-- What is expected --
Repeat without any change the stretch of rows from the line that contains "Localize each UI" through the line that contains "- q2-option-a: a)".

# # #

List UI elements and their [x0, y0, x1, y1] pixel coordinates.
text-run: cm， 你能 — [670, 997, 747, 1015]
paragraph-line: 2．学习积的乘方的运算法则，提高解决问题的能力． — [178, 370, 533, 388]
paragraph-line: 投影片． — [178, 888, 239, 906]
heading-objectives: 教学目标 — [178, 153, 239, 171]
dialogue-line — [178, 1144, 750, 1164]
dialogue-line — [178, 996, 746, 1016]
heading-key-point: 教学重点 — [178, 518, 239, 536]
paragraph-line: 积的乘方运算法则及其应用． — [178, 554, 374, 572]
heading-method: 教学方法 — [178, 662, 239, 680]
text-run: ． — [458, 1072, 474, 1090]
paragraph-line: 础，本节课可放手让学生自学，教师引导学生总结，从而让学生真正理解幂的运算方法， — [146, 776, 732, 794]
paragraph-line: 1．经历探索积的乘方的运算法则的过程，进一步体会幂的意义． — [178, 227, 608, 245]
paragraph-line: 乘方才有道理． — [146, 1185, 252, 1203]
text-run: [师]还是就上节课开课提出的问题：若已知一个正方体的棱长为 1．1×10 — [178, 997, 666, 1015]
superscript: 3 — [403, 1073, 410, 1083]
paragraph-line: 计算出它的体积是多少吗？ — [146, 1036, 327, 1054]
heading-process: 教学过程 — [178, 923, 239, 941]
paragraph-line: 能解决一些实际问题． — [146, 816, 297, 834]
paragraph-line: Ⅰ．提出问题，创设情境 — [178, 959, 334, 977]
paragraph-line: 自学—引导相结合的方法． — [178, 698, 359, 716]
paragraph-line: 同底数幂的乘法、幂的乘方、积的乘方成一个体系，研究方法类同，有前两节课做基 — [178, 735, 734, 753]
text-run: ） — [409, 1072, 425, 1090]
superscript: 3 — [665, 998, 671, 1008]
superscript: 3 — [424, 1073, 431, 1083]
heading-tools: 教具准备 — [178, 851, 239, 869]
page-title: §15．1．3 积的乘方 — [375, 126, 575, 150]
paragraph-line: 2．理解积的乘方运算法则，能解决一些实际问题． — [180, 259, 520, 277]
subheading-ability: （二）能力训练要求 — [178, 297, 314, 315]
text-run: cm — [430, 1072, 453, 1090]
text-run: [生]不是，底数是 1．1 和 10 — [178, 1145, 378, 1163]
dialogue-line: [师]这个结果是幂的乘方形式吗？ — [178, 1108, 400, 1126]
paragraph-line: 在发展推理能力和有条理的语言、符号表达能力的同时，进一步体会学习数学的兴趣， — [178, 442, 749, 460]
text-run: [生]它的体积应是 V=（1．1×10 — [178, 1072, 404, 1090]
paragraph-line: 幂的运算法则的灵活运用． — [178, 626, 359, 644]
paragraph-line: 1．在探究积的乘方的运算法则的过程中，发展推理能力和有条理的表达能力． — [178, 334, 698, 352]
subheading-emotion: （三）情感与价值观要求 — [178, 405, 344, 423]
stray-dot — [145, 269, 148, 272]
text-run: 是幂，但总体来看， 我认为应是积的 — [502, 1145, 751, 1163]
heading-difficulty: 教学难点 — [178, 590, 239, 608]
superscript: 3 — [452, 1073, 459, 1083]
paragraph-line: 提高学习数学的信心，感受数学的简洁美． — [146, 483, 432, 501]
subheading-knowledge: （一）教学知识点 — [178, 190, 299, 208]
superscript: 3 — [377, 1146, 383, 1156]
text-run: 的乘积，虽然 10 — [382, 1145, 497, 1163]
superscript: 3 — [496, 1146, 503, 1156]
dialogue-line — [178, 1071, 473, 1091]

# # #

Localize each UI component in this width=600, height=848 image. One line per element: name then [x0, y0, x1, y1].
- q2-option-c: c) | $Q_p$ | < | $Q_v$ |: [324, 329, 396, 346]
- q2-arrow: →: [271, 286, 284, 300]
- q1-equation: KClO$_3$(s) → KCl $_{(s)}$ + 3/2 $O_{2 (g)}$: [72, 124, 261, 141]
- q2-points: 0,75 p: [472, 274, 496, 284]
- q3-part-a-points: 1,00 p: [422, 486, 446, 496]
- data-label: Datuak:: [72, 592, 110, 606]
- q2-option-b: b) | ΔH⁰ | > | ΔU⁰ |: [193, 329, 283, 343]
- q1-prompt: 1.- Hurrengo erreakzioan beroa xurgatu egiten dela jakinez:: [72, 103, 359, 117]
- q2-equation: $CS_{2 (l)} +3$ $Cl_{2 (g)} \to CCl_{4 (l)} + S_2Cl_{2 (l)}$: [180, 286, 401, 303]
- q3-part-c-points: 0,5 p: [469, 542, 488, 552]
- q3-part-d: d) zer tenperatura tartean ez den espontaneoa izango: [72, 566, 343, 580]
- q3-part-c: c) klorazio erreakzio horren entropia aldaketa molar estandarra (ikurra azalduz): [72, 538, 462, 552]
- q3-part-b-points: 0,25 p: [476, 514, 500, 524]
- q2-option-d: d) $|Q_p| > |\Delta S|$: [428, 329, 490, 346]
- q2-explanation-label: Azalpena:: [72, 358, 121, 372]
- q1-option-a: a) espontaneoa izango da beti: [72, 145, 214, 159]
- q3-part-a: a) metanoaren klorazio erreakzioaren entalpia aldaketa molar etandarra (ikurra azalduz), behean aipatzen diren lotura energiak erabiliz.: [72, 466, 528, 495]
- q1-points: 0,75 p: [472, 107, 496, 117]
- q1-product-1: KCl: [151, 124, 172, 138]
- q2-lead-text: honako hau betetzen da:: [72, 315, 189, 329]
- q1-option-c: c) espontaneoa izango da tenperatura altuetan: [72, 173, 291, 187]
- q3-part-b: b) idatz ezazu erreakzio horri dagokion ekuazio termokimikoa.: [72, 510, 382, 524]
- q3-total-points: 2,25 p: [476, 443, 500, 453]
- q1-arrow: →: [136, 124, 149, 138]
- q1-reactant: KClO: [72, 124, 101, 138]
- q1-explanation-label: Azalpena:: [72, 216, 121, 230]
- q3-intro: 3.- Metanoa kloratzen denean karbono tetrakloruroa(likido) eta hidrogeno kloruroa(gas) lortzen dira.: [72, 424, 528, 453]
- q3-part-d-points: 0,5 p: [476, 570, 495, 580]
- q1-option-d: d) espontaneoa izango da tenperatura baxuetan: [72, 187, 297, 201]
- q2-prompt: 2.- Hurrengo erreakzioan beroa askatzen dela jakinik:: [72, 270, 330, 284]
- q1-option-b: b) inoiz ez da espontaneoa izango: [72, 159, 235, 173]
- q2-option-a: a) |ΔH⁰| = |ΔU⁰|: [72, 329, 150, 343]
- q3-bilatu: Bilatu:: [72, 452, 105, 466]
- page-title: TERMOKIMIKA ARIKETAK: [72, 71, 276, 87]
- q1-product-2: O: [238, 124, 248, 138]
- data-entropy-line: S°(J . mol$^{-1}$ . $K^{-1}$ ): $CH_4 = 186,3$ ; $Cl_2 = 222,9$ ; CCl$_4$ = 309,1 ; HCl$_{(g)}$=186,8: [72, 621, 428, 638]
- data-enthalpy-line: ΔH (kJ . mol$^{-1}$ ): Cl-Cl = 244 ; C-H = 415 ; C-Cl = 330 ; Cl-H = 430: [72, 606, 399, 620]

# # #

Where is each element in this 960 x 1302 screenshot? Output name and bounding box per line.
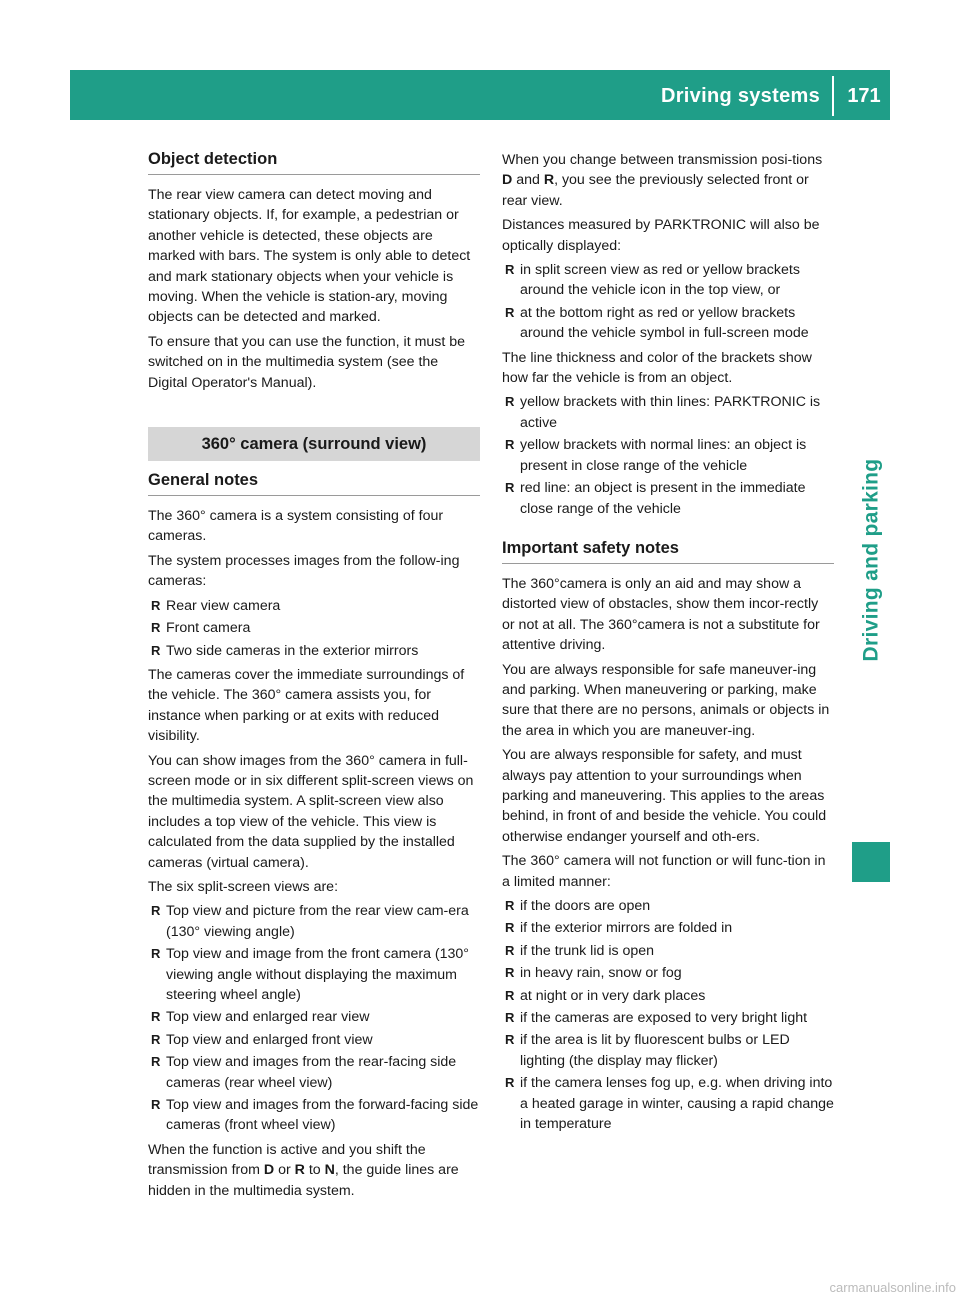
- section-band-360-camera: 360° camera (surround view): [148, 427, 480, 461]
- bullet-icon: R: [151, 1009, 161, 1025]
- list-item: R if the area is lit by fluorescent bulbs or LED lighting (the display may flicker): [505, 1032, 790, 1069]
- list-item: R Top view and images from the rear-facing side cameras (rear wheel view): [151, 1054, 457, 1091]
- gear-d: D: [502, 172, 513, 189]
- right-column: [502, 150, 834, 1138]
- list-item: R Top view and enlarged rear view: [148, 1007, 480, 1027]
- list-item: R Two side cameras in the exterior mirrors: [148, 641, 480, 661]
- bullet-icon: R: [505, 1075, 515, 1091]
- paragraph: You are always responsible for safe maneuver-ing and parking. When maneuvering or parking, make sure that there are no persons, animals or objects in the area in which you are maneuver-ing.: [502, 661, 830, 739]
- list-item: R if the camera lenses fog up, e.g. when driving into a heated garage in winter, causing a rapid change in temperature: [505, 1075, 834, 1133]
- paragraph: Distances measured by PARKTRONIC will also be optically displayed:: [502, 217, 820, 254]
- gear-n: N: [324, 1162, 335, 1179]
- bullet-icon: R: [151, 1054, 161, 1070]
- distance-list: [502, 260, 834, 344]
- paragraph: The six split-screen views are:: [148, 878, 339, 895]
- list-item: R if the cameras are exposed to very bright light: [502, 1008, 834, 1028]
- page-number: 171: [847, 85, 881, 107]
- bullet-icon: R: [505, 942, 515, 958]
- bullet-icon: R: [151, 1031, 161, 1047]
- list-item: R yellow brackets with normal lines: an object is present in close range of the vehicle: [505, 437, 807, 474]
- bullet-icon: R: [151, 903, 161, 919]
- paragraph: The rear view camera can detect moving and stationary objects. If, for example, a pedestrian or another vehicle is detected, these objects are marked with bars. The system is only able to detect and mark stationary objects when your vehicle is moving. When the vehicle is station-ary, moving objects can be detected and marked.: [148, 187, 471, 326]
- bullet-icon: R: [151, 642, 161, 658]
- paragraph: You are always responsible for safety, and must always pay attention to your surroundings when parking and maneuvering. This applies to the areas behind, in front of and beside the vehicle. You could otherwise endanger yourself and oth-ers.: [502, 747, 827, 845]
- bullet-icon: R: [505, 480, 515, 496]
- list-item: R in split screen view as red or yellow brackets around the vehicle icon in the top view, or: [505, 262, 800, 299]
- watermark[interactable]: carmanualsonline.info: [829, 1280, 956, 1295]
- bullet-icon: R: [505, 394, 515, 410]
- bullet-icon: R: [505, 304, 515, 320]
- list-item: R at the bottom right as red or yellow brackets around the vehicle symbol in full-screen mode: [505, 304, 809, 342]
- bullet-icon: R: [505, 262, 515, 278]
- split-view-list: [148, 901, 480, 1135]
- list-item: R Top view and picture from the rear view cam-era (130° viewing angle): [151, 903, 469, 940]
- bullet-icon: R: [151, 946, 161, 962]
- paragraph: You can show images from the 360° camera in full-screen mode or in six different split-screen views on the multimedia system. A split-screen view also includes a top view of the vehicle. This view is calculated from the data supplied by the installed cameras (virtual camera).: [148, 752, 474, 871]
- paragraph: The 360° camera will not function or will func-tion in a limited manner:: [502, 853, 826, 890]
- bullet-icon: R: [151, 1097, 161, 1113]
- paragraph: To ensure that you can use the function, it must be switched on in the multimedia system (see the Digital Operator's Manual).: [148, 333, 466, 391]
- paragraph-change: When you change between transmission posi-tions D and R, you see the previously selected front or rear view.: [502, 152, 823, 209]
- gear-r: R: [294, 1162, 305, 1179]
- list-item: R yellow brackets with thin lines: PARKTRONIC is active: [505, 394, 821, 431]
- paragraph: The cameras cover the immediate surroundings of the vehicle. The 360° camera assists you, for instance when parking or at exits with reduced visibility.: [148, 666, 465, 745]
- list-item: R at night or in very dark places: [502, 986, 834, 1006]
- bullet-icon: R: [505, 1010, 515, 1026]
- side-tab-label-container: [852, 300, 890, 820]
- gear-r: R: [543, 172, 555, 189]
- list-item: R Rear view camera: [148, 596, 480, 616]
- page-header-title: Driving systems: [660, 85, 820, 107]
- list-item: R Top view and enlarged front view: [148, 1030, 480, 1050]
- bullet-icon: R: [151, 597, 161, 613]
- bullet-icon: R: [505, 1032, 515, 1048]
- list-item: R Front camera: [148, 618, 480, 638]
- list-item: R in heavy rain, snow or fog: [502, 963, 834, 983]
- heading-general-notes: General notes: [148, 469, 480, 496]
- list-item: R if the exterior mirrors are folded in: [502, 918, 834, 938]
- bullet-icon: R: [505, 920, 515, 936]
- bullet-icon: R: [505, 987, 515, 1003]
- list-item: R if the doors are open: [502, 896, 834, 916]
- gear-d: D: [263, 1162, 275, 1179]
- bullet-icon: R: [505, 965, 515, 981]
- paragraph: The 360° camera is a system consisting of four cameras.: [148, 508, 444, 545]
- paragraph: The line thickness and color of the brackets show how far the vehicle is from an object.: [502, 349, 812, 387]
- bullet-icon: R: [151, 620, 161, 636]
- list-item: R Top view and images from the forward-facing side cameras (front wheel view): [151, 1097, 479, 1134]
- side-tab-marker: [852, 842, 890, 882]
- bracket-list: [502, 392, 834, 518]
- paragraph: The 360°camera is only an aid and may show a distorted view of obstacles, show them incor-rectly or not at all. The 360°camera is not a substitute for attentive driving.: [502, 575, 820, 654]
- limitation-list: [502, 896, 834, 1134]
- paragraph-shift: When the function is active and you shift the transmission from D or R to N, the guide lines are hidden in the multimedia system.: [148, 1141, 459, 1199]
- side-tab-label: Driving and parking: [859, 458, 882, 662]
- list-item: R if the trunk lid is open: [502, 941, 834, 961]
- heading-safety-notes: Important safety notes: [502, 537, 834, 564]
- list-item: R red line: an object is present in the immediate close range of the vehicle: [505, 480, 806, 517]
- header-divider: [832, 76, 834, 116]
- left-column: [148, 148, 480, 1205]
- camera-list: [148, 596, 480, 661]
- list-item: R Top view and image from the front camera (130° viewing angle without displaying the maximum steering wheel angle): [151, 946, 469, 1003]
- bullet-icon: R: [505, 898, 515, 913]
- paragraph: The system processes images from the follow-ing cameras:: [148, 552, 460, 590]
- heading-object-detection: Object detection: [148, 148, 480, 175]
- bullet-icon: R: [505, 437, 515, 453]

# # #

-- Response to this task --
Localize each UI component in this width=600, height=848 image. One line per element: name then [x0, y0, x1, y1].
- q2-option-c: c) | $Q_p$ | < | $Q_v$ |: [324, 329, 396, 346]
- q2-arrow: →: [271, 286, 284, 300]
- q1-equation: KClO$_3$(s) → KCl $_{(s)}$ + 3/2 $O_{2 (g)}$: [72, 124, 261, 141]
- q2-points: 0,75 p: [472, 274, 496, 284]
- q3-part-a-points: 1,00 p: [422, 486, 446, 496]
- data-label: Datuak:: [72, 592, 110, 606]
- q2-option-b: b) | ΔH⁰ | > | ΔU⁰ |: [193, 329, 283, 343]
- q1-prompt: 1.- Hurrengo erreakzioan beroa xurgatu egiten dela jakinez:: [72, 103, 359, 117]
- q2-equation: $CS_{2 (l)} +3$ $Cl_{2 (g)} \to CCl_{4 (l)} + S_2Cl_{2 (l)}$: [180, 286, 401, 303]
- q3-part-c-points: 0,5 p: [469, 542, 488, 552]
- q3-part-d: d) zer tenperatura tartean ez den espontaneoa izango: [72, 566, 343, 580]
- q3-part-c: c) klorazio erreakzio horren entropia aldaketa molar estandarra (ikurra azalduz): [72, 538, 462, 552]
- q3-part-b-points: 0,25 p: [476, 514, 500, 524]
- q2-option-d: d) $|Q_p| > |\Delta S|$: [428, 329, 490, 346]
- q2-explanation-label: Azalpena:: [72, 358, 121, 372]
- q1-option-a: a) espontaneoa izango da beti: [72, 145, 214, 159]
- q3-part-a: a) metanoaren klorazio erreakzioaren entalpia aldaketa molar etandarra (ikurra azalduz), behean aipatzen diren lotura energiak erabiliz.: [72, 466, 528, 495]
- q1-points: 0,75 p: [472, 107, 496, 117]
- q1-product-1: KCl: [151, 124, 172, 138]
- q2-lead-text: honako hau betetzen da:: [72, 315, 189, 329]
- q1-option-c: c) espontaneoa izango da tenperatura altuetan: [72, 173, 291, 187]
- q3-part-b: b) idatz ezazu erreakzio horri dagokion ekuazio termokimikoa.: [72, 510, 382, 524]
- q3-total-points: 2,25 p: [476, 443, 500, 453]
- q1-arrow: →: [136, 124, 149, 138]
- q1-reactant: KClO: [72, 124, 101, 138]
- q1-explanation-label: Azalpena:: [72, 216, 121, 230]
- q3-intro: 3.- Metanoa kloratzen denean karbono tetrakloruroa(likido) eta hidrogeno kloruroa(gas) lortzen dira.: [72, 424, 528, 453]
- q3-part-d-points: 0,5 p: [476, 570, 495, 580]
- q1-option-d: d) espontaneoa izango da tenperatura baxuetan: [72, 187, 297, 201]
- q2-prompt: 2.- Hurrengo erreakzioan beroa askatzen dela jakinik:: [72, 270, 330, 284]
- q1-option-b: b) inoiz ez da espontaneoa izango: [72, 159, 235, 173]
- q2-option-a: a) |ΔH⁰| = |ΔU⁰|: [72, 329, 150, 343]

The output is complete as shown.